▶ [JOB]:
Repeat the whole of the data, keeping every detail the same.

▶ [EXERCISE DATA]:
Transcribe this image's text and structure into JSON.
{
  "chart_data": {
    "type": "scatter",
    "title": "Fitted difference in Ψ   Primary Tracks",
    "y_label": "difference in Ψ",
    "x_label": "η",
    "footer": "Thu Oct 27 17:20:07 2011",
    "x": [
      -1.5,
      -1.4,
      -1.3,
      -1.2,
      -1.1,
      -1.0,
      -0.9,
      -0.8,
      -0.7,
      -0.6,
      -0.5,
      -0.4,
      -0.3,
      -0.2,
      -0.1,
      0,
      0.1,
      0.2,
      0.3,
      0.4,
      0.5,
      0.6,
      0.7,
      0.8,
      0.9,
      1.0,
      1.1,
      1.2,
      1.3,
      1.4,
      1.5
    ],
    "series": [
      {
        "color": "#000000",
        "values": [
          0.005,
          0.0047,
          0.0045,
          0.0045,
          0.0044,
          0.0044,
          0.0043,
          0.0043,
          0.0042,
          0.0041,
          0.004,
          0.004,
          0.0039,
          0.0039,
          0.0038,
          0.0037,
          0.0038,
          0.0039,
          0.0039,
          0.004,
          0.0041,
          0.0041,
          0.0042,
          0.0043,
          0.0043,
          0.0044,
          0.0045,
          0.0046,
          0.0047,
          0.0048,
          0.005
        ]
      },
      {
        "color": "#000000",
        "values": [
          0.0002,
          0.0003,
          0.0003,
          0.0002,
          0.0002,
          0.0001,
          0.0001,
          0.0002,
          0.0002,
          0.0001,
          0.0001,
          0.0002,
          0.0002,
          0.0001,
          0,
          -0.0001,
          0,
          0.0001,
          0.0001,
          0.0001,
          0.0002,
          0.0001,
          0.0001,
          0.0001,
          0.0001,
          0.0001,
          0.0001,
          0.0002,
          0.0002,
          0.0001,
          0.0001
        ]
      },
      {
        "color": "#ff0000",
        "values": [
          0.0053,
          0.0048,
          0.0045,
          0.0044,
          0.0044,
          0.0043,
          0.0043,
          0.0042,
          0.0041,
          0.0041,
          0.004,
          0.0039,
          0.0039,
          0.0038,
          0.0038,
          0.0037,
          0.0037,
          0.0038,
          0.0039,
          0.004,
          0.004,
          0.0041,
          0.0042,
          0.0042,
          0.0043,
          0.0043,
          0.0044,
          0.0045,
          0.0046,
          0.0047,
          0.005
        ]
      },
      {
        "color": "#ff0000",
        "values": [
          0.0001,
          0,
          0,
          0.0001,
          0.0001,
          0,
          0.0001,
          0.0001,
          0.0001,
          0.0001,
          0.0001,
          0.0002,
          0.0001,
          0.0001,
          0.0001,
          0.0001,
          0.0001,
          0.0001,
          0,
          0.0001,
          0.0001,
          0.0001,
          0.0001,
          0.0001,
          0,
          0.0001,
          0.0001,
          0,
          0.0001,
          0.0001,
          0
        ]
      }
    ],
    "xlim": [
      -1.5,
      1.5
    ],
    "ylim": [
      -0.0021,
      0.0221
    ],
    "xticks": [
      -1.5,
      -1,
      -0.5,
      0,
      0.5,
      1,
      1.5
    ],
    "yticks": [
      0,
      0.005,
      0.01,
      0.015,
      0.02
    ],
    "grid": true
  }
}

▶ [WRITTEN ANSWER]:
Transcribe this image's text and structure into JSON.
{
  "chart_data": {
    "type": "scatter",
    "title": "Fitted difference in Ψ   Primary Tracks",
    "y_label": "difference in Ψ",
    "x_label": "η",
    "footer": "Thu Oct 27 17:20:07 2011",
    "x": [
      -1.5,
      -1.4,
      -1.3,
      -1.2,
      -1.1,
      -1.0,
      -0.9,
      -0.8,
      -0.7,
      -0.6,
      -0.5,
      -0.4,
      -0.3,
      -0.2,
      -0.1,
      0,
      0.1,
      0.2,
      0.3,
      0.4,
      0.5,
      0.6,
      0.7,
      0.8,
      0.9,
      1.0,
      1.1,
      1.2,
      1.3,
      1.4,
      1.5
    ],
    "series": [
      {
        "color": "#000000",
        "values": [
          0.005,
          0.0047,
          0.0045,
          0.0045,
          0.0044,
          0.0044,
          0.0043,
          0.0043,
          0.0042,
          0.0041,
          0.004,
          0.004,
          0.0039,
          0.0039,
          0.0038,
          0.0037,
          0.0038,
          0.0039,
          0.0039,
          0.004,
          0.0041,
          0.0041,
          0.0042,
          0.0043,
          0.0043,
          0.0044,
          0.0045,
          0.0046,
          0.0047,
          0.0048,
          0.005
        ]
      },
      {
        "color": "#000000",
        "values": [
          0.0002,
          0.0003,
          0.0003,
          0.0002,
          0.0002,
          0.0001,
          0.0001,
          0.0002,
          0.0002,
          0.0001,
          0.0001,
          0.0002,
          0.0002,
          0.0001,
          0,
          -0.0001,
          0,
          0.0001,
          0.0001,
          0.0001,
          0.0002,
          0.0001,
          0.0001,
          0.0001,
          0.0001,
          0.0001,
          0.0001,
          0.0002,
          0.0002,
          0.0001,
          0.0001
        ]
      },
      {
        "color": "#ff0000",
        "values": [
          0.0053,
          0.0048,
          0.0045,
          0.0044,
          0.0044,
          0.0043,
          0.0043,
          0.0042,
          0.0041,
          0.0041,
          0.004,
          0.0039,
          0.0039,
          0.0038,
          0.0038,
          0.0037,
          0.0037,
          0.0038,
          0.0039,
          0.004,
          0.004,
          0.0041,
          0.0042,
          0.0042,
          0.0043,
          0.0043,
          0.0044,
          0.0045,
          0.0046,
          0.0047,
          0.005
        ]
      },
      {
        "color": "#ff0000",
        "values": [
          0.0001,
          0,
          0,
          0.0001,
          0.0001,
          0,
          0.0001,
          0.0001,
          0.0001,
          0.0001,
          0.0001,
          0.0002,
          0.0001,
          0.0001,
          0.0001,
          0.0001,
          0.0001,
          0.0001,
          0,
          0.0001,
          0.0001,
          0.0001,
          0.0001,
          0.0001,
          0,
          0.0001,
          0.0001,
          0,
          0.0001,
          0.0001,
          0
        ]
      }
    ],
    "xlim": [
      -1.5,
      1.5
    ],
    "ylim": [
      -0.0021,
      0.0221
    ],
    "xticks": [
      -1.5,
      -1,
      -0.5,
      0,
      0.5,
      1,
      1.5
    ],
    "yticks": [
      0,
      0.005,
      0.01,
      0.015,
      0.02
    ],
    "grid": true
  }
}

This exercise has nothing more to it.